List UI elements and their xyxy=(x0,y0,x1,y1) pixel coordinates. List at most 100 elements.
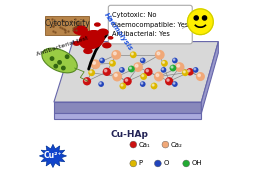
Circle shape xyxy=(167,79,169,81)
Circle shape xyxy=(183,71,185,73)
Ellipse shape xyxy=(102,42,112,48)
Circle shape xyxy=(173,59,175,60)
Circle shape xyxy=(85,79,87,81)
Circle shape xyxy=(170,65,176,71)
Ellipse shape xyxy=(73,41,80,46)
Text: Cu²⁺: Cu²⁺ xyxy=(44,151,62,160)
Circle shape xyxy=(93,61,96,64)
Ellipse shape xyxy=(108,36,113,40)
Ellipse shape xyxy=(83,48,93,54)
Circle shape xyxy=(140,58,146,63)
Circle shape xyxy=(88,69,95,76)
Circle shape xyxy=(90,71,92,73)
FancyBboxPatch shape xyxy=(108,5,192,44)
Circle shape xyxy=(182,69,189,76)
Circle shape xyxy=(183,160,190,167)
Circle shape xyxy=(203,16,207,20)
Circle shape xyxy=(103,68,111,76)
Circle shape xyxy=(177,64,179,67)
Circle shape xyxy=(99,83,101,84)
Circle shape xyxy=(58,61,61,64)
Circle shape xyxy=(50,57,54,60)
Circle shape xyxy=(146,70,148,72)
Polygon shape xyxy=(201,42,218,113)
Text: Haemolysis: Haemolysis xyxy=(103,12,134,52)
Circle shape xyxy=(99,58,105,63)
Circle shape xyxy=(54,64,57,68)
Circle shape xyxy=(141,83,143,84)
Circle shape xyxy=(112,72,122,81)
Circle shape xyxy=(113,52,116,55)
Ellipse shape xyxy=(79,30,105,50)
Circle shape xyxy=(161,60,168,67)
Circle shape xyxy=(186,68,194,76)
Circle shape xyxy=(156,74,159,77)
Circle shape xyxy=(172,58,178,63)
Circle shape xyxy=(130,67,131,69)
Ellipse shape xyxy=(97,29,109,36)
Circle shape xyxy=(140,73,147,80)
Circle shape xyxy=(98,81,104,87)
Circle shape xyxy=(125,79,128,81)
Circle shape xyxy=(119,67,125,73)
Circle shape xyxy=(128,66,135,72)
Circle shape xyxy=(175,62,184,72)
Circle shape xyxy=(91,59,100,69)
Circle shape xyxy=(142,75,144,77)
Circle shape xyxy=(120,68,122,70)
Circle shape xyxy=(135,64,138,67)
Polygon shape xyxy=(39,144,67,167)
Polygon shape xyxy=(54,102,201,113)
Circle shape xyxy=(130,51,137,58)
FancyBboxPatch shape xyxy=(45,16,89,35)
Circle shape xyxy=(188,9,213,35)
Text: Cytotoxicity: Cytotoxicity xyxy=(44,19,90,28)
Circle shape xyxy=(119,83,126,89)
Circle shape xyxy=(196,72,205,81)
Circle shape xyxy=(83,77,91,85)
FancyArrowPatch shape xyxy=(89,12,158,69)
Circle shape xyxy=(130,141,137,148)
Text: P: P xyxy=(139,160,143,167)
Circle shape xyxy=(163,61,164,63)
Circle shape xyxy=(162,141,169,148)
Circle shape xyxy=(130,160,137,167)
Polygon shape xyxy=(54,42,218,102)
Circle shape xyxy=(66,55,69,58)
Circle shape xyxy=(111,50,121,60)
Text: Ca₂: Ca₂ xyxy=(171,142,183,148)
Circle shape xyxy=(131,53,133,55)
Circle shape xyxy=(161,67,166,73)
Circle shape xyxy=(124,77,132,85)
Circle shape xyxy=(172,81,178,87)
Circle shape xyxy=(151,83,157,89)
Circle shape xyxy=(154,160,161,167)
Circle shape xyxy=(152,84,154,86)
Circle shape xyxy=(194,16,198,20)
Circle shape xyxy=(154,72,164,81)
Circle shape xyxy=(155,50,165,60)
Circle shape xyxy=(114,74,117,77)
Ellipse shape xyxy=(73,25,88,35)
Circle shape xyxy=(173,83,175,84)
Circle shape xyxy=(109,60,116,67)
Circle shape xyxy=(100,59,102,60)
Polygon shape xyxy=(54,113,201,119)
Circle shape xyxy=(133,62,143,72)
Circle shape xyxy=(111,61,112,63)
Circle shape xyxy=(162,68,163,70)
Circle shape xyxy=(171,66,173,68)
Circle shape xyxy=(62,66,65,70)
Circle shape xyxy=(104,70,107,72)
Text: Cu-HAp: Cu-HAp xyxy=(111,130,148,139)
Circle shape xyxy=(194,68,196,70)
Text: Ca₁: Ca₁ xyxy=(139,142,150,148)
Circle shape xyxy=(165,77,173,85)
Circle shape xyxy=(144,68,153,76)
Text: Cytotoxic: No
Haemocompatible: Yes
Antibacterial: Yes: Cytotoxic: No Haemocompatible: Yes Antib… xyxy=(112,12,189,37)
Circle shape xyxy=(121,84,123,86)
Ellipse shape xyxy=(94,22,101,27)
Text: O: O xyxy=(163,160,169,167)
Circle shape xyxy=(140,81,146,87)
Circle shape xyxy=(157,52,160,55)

Your objective: Scan the material above for lines that contain the string "Polygon", and copy each such line.

Solution to this problem:
Polygon shape xyxy=(201,42,218,113)
Polygon shape xyxy=(39,144,67,167)
Polygon shape xyxy=(54,102,201,113)
Polygon shape xyxy=(54,42,218,102)
Polygon shape xyxy=(54,113,201,119)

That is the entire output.